Work instructions:
Give every line back verbatim, dropping all images.

Recorded data:
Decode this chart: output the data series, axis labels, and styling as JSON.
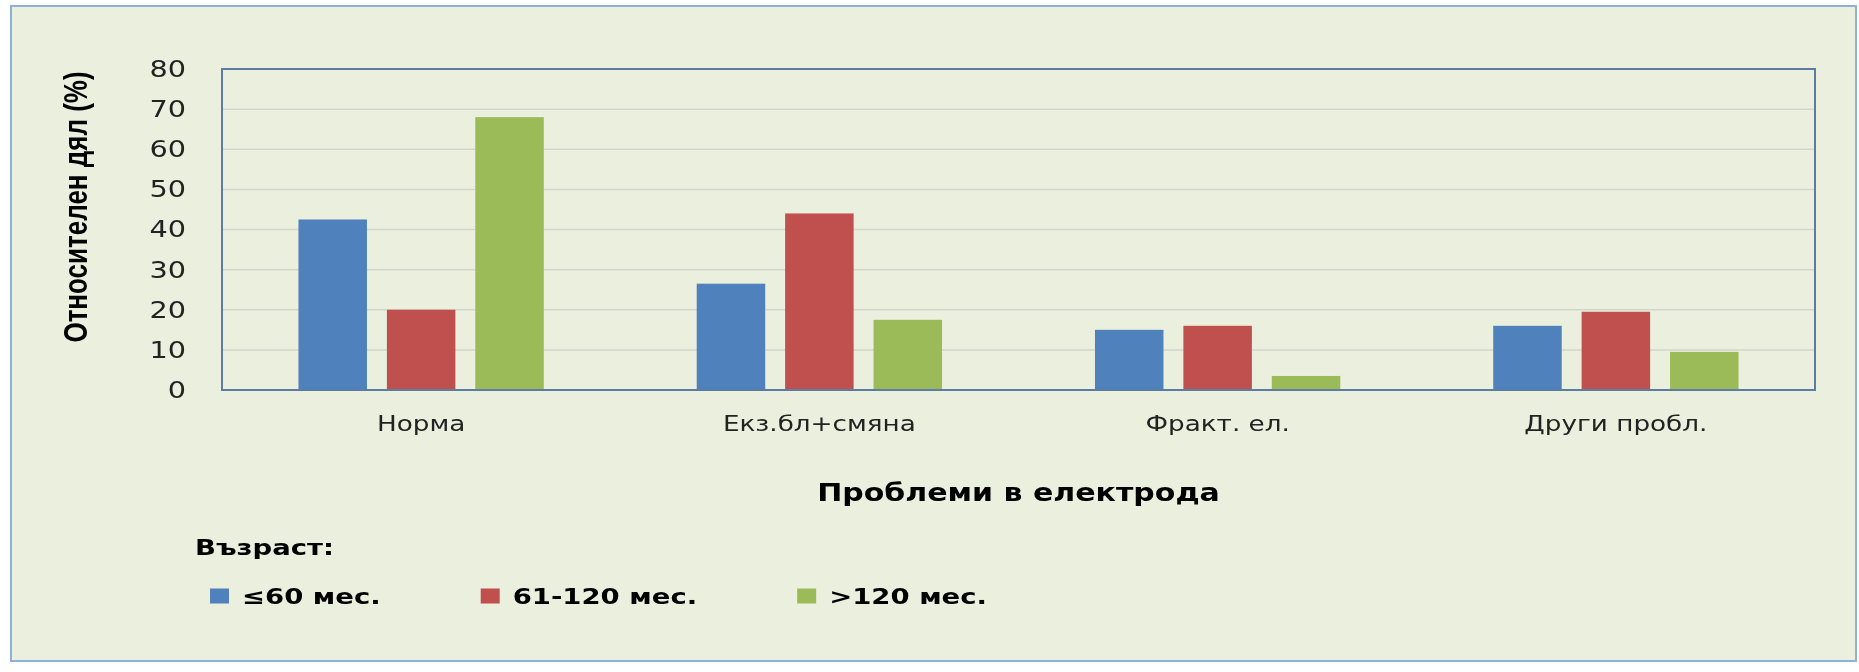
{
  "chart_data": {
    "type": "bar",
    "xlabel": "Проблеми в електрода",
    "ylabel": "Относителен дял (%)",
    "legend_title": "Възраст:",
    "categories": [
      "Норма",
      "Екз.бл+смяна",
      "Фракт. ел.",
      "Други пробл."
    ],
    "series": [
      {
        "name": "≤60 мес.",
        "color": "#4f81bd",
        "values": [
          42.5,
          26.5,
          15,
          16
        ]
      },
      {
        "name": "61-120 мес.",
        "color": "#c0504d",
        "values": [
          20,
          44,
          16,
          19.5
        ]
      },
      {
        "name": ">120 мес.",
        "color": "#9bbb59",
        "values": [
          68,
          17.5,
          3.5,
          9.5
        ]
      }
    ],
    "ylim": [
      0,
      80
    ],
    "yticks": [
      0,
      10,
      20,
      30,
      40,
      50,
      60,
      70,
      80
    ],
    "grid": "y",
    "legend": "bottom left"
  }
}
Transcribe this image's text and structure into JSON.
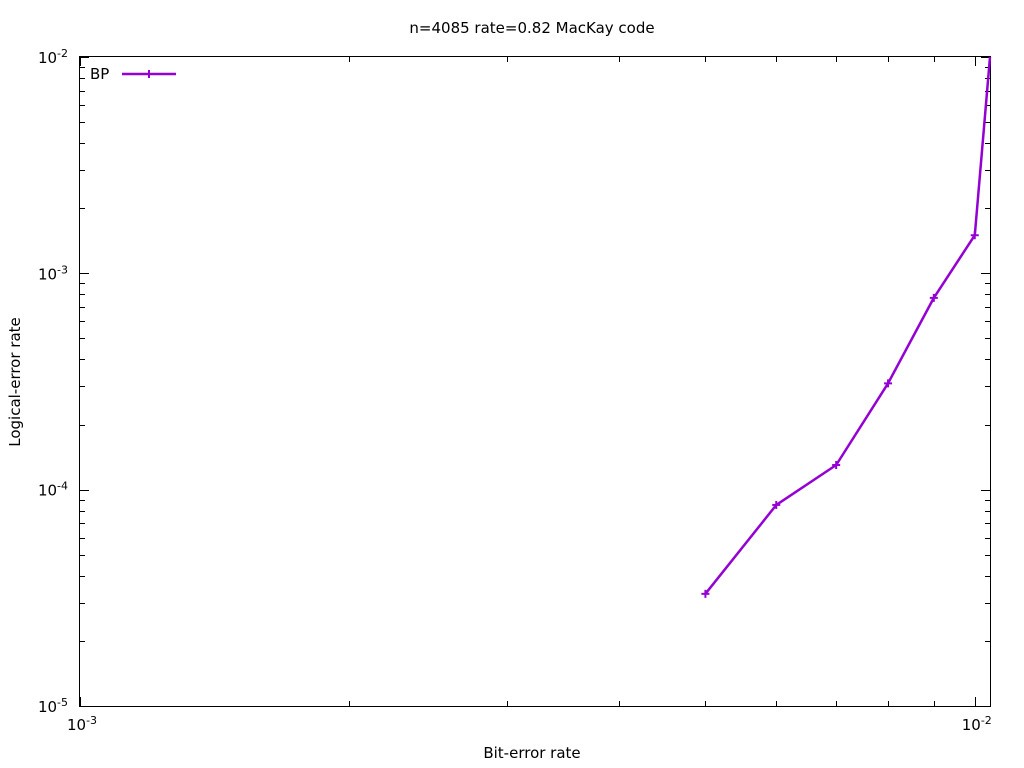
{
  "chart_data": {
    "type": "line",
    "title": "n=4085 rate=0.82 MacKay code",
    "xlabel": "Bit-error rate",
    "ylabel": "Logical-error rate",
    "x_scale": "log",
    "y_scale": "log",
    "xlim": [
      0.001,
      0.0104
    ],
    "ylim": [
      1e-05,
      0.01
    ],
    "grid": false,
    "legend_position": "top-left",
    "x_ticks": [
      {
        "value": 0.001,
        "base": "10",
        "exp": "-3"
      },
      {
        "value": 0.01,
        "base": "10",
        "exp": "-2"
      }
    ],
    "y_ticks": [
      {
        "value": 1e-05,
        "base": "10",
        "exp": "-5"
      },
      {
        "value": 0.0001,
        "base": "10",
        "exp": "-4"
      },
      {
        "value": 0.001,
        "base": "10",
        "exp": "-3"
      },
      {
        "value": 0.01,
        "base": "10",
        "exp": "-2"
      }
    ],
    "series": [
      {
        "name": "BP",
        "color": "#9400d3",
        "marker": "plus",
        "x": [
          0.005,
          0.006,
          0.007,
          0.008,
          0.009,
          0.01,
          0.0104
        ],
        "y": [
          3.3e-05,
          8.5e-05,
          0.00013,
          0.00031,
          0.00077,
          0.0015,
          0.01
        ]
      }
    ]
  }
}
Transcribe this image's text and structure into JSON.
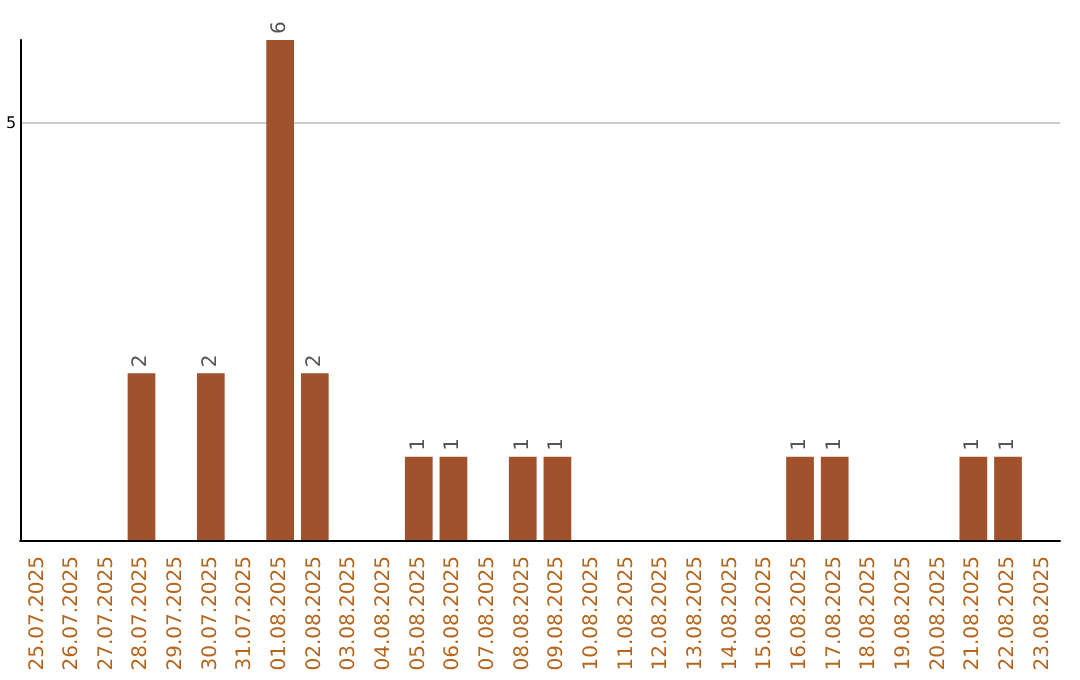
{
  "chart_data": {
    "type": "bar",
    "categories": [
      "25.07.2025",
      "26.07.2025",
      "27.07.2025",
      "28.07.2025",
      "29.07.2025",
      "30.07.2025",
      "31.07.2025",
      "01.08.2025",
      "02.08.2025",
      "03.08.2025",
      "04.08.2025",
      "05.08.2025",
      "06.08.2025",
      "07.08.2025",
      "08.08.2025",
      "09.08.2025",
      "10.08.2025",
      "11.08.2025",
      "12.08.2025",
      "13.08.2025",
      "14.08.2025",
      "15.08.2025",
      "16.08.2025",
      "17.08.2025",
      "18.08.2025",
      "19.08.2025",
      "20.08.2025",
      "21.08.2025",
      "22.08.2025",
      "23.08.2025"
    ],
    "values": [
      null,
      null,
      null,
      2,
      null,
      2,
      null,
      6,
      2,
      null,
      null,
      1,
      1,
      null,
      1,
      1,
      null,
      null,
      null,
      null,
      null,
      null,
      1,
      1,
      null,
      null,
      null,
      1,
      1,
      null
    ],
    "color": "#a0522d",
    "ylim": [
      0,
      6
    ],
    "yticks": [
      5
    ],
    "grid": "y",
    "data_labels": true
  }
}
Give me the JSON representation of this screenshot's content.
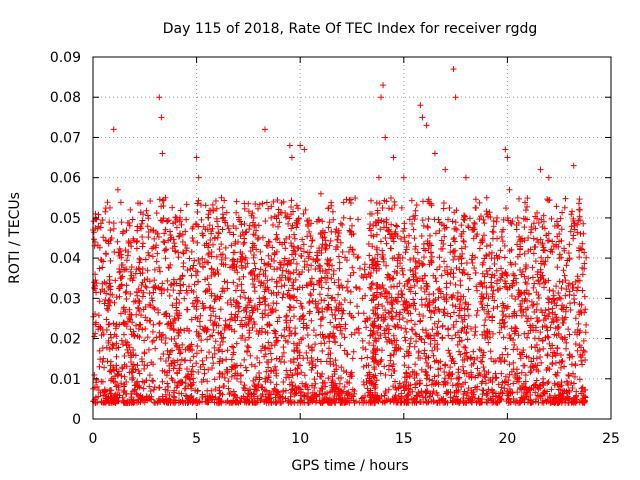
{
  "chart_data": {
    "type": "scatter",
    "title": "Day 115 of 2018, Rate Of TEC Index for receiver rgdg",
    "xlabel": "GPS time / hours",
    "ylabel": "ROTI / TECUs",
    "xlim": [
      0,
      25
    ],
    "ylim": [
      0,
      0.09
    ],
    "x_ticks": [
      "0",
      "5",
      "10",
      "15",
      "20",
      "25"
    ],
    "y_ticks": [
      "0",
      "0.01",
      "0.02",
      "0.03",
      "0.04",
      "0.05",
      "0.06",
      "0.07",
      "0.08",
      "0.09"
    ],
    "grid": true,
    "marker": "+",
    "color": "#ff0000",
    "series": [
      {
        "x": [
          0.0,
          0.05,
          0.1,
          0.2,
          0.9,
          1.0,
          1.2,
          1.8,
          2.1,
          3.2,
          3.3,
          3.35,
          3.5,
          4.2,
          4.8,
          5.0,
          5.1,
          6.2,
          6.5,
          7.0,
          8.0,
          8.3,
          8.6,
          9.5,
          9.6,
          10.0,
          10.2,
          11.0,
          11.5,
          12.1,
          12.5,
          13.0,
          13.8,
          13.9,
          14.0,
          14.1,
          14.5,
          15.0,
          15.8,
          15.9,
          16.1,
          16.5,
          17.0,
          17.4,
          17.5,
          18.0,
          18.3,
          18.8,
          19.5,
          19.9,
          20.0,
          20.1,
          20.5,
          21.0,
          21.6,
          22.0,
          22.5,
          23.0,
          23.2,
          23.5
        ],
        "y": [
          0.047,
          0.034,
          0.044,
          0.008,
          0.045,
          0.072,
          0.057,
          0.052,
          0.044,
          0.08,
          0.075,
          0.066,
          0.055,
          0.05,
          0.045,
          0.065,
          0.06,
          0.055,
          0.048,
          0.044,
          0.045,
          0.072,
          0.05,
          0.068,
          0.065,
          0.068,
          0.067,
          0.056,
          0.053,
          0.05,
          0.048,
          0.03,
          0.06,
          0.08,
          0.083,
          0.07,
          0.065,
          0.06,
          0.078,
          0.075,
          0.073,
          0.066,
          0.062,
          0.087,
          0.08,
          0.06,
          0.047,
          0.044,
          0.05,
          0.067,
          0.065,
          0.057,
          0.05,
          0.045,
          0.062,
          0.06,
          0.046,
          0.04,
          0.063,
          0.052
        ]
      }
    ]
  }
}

Exercise solution:
Decode this chart: output the data series, axis labels, and styling as JSON.
{
  "chart_data": {
    "type": "bar",
    "xlabel": "Проблеми в електрода",
    "ylabel": "Относителен дял (%)",
    "legend_title": "Възраст:",
    "categories": [
      "Норма",
      "Екз.бл+смяна",
      "Фракт. ел.",
      "Други пробл."
    ],
    "series": [
      {
        "name": "≤60 мес.",
        "color": "#4f81bd",
        "values": [
          42.5,
          26.5,
          15,
          16
        ]
      },
      {
        "name": "61-120 мес.",
        "color": "#c0504d",
        "values": [
          20,
          44,
          16,
          19.5
        ]
      },
      {
        "name": ">120 мес.",
        "color": "#9bbb59",
        "values": [
          68,
          17.5,
          3.5,
          9.5
        ]
      }
    ],
    "ylim": [
      0,
      80
    ],
    "yticks": [
      0,
      10,
      20,
      30,
      40,
      50,
      60,
      70,
      80
    ],
    "grid": "y",
    "legend": "bottom left"
  }
}
Transcribe this image's text and structure into JSON.
{
  "chart_data": {
    "type": "line",
    "title": "n=4085 rate=0.82 MacKay code",
    "xlabel": "Bit-error rate",
    "ylabel": "Logical-error rate",
    "x_scale": "log",
    "y_scale": "log",
    "xlim": [
      0.001,
      0.0104
    ],
    "ylim": [
      1e-05,
      0.01
    ],
    "grid": false,
    "legend_position": "top-left",
    "x_ticks": [
      {
        "value": 0.001,
        "base": "10",
        "exp": "-3"
      },
      {
        "value": 0.01,
        "base": "10",
        "exp": "-2"
      }
    ],
    "y_ticks": [
      {
        "value": 1e-05,
        "base": "10",
        "exp": "-5"
      },
      {
        "value": 0.0001,
        "base": "10",
        "exp": "-4"
      },
      {
        "value": 0.001,
        "base": "10",
        "exp": "-3"
      },
      {
        "value": 0.01,
        "base": "10",
        "exp": "-2"
      }
    ],
    "series": [
      {
        "name": "BP",
        "color": "#9400d3",
        "marker": "plus",
        "x": [
          0.005,
          0.006,
          0.007,
          0.008,
          0.009,
          0.01,
          0.0104
        ],
        "y": [
          3.3e-05,
          8.5e-05,
          0.00013,
          0.00031,
          0.00077,
          0.0015,
          0.01
        ]
      }
    ]
  }
}
Transcribe this image's text and structure into JSON.
{
  "chart_data": {
    "type": "bar",
    "categories": [
      "25.07.2025",
      "26.07.2025",
      "27.07.2025",
      "28.07.2025",
      "29.07.2025",
      "30.07.2025",
      "31.07.2025",
      "01.08.2025",
      "02.08.2025",
      "03.08.2025",
      "04.08.2025",
      "05.08.2025",
      "06.08.2025",
      "07.08.2025",
      "08.08.2025",
      "09.08.2025",
      "10.08.2025",
      "11.08.2025",
      "12.08.2025",
      "13.08.2025",
      "14.08.2025",
      "15.08.2025",
      "16.08.2025",
      "17.08.2025",
      "18.08.2025",
      "19.08.2025",
      "20.08.2025",
      "21.08.2025",
      "22.08.2025",
      "23.08.2025"
    ],
    "values": [
      null,
      null,
      null,
      2,
      null,
      2,
      null,
      6,
      2,
      null,
      null,
      1,
      1,
      null,
      1,
      1,
      null,
      null,
      null,
      null,
      null,
      null,
      1,
      1,
      null,
      null,
      null,
      1,
      1,
      null
    ],
    "color": "#a0522d",
    "ylim": [
      0,
      6
    ],
    "yticks": [
      5
    ],
    "grid": "y",
    "data_labels": true
  }
}
Give me the JSON representation of this screenshot's content.
{
  "chart_data": {
    "type": "scatter",
    "title": "Day 115 of 2018, Rate Of TEC Index for receiver rgdg",
    "xlabel": "GPS time / hours",
    "ylabel": "ROTI / TECUs",
    "xlim": [
      0,
      25
    ],
    "ylim": [
      0,
      0.09
    ],
    "x_ticks": [
      "0",
      "5",
      "10",
      "15",
      "20",
      "25"
    ],
    "y_ticks": [
      "0",
      "0.01",
      "0.02",
      "0.03",
      "0.04",
      "0.05",
      "0.06",
      "0.07",
      "0.08",
      "0.09"
    ],
    "grid": true,
    "marker": "+",
    "color": "#ff0000",
    "series": [
      {
        "x": [
          0.0,
          0.05,
          0.1,
          0.2,
          0.9,
          1.0,
          1.2,
          1.8,
          2.1,
          3.2,
          3.3,
          3.35,
          3.5,
          4.2,
          4.8,
          5.0,
          5.1,
          6.2,
          6.5,
          7.0,
          8.0,
          8.3,
          8.6,
          9.5,
          9.6,
          10.0,
          10.2,
          11.0,
          11.5,
          12.1,
          12.5,
          13.0,
          13.8,
          13.9,
          14.0,
          14.1,
          14.5,
          15.0,
          15.8,
          15.9,
          16.1,
          16.5,
          17.0,
          17.4,
          17.5,
          18.0,
          18.3,
          18.8,
          19.5,
          19.9,
          20.0,
          20.1,
          20.5,
          21.0,
          21.6,
          22.0,
          22.5,
          23.0,
          23.2,
          23.5
        ],
        "y": [
          0.047,
          0.034,
          0.044,
          0.008,
          0.045,
          0.072,
          0.057,
          0.052,
          0.044,
          0.08,
          0.075,
          0.066,
          0.055,
          0.05,
          0.045,
          0.065,
          0.06,
          0.055,
          0.048,
          0.044,
          0.045,
          0.072,
          0.05,
          0.068,
          0.065,
          0.068,
          0.067,
          0.056,
          0.053,
          0.05,
          0.048,
          0.03,
          0.06,
          0.08,
          0.083,
          0.07,
          0.065,
          0.06,
          0.078,
          0.075,
          0.073,
          0.066,
          0.062,
          0.087,
          0.08,
          0.06,
          0.047,
          0.044,
          0.05,
          0.067,
          0.065,
          0.057,
          0.05,
          0.045,
          0.062,
          0.06,
          0.046,
          0.04,
          0.063,
          0.052
        ]
      }
    ]
  }
}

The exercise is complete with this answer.